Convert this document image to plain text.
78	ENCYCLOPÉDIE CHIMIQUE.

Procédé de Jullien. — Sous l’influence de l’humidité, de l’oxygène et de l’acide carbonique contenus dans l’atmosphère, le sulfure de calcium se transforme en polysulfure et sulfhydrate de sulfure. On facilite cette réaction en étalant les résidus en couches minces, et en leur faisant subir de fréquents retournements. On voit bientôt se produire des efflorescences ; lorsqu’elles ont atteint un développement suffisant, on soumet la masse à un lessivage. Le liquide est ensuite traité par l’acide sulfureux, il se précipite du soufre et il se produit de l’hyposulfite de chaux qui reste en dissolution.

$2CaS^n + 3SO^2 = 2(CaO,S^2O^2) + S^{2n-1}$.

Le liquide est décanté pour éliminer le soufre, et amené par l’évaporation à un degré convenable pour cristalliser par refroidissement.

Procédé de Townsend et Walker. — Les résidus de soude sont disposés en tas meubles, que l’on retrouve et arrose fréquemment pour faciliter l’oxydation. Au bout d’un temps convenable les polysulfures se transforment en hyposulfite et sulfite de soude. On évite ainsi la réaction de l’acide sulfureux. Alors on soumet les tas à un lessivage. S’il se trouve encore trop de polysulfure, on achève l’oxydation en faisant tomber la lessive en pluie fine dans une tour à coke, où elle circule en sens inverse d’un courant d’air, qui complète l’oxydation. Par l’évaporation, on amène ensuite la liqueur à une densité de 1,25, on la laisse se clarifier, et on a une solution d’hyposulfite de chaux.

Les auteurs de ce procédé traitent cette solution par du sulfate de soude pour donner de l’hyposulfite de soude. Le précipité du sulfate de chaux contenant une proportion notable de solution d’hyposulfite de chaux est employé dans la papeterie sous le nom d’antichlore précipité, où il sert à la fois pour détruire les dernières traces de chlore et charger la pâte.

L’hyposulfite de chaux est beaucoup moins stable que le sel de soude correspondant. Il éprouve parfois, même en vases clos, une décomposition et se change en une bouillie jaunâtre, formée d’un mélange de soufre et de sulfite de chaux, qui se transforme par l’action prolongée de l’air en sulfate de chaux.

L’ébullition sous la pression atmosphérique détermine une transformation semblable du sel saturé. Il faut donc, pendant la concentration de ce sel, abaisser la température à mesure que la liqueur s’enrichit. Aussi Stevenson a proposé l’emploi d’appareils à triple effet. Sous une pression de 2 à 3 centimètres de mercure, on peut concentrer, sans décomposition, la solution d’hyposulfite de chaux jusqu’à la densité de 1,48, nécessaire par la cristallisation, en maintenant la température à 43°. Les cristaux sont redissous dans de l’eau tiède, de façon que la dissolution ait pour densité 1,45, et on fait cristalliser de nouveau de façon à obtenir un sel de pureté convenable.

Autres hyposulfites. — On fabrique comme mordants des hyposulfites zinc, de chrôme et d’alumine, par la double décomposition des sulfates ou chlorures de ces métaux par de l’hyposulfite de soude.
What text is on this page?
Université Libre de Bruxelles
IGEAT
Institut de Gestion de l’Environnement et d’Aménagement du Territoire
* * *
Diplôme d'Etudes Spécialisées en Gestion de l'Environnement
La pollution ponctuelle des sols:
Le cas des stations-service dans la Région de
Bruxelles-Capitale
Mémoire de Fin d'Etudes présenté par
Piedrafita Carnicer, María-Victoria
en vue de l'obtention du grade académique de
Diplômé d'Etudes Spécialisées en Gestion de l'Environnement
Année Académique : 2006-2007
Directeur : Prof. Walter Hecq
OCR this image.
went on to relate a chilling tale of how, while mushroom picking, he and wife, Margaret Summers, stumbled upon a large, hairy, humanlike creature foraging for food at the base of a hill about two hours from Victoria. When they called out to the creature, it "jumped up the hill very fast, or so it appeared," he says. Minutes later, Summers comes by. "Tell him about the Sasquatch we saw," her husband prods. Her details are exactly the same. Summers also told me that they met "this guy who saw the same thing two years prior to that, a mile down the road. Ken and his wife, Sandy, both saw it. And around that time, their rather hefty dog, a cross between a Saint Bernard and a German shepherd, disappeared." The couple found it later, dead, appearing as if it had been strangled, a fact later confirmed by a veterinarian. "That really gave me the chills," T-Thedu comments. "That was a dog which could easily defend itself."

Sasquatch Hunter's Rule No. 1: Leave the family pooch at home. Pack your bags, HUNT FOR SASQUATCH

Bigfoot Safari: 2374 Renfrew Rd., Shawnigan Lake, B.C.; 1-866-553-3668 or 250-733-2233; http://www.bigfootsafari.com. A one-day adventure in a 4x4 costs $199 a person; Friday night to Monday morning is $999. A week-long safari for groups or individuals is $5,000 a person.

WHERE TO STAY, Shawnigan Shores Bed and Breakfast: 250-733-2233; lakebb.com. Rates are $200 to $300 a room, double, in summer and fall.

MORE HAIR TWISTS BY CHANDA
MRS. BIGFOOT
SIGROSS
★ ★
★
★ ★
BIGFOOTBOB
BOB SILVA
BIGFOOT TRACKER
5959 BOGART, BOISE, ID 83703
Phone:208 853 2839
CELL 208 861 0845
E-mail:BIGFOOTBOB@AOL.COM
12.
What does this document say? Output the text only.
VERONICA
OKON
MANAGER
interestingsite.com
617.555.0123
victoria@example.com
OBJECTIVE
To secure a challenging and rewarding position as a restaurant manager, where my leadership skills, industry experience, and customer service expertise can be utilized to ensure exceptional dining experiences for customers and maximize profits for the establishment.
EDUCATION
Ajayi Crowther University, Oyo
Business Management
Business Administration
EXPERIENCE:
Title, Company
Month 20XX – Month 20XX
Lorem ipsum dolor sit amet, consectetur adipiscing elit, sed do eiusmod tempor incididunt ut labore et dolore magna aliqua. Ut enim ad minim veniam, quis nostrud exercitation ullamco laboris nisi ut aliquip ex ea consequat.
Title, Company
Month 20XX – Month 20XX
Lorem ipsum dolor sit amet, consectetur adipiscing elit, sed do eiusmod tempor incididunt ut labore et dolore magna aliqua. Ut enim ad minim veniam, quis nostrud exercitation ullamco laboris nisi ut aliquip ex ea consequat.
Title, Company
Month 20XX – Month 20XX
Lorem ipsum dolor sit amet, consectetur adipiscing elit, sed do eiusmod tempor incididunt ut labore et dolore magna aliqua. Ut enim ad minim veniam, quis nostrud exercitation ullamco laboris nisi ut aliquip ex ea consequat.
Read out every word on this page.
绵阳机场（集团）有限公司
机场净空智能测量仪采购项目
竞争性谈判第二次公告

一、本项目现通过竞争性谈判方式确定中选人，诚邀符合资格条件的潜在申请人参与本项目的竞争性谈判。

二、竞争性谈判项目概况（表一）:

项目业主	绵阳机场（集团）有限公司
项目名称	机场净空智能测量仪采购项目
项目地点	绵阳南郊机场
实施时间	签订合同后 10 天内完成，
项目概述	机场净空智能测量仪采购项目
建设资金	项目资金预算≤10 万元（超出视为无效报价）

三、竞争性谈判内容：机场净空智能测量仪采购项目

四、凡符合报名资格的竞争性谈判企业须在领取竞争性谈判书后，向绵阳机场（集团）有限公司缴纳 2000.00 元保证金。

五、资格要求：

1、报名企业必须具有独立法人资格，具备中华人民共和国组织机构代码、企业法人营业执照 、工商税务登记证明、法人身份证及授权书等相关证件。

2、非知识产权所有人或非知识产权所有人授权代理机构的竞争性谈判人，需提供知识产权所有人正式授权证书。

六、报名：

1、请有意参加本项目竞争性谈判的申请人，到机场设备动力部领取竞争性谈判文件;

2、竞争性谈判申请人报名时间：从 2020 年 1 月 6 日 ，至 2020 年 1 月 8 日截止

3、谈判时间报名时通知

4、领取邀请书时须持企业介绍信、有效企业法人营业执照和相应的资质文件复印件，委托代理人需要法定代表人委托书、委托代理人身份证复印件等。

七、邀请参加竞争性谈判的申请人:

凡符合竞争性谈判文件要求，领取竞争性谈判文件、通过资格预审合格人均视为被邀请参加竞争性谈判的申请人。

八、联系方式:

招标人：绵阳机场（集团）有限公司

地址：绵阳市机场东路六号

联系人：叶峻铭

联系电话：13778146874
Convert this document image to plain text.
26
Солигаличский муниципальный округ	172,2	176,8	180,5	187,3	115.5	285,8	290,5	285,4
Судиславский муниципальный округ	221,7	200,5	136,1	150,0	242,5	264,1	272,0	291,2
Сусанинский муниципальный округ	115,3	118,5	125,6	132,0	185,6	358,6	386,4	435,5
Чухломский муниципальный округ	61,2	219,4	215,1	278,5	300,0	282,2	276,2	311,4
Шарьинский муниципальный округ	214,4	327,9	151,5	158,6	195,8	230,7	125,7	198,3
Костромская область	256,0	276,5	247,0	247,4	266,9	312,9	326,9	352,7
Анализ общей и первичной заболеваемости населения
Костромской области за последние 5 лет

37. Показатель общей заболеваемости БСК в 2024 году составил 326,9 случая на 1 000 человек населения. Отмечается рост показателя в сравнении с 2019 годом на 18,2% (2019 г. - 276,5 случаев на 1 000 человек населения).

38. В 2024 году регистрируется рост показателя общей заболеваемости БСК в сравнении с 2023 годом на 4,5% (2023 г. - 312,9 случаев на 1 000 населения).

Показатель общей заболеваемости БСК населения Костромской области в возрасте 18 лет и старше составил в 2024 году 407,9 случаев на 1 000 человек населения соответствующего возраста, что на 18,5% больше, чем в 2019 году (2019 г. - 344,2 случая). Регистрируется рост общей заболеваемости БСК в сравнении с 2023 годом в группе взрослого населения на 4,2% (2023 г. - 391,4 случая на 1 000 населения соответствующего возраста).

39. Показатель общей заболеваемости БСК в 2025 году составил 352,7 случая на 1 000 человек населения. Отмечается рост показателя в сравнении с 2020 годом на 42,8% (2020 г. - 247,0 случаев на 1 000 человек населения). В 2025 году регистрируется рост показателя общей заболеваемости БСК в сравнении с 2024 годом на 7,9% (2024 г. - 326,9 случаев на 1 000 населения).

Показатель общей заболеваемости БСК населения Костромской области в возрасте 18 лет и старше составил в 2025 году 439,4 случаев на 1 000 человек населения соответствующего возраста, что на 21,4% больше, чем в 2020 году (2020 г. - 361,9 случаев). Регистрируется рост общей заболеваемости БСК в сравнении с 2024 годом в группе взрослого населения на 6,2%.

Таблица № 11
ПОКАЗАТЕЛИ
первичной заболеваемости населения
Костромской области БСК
+ + + + + + +
List all lines from the entries that include the word "What".

== Solution for this exercise ==
What text is on this page?
What does this document say? Output the text only.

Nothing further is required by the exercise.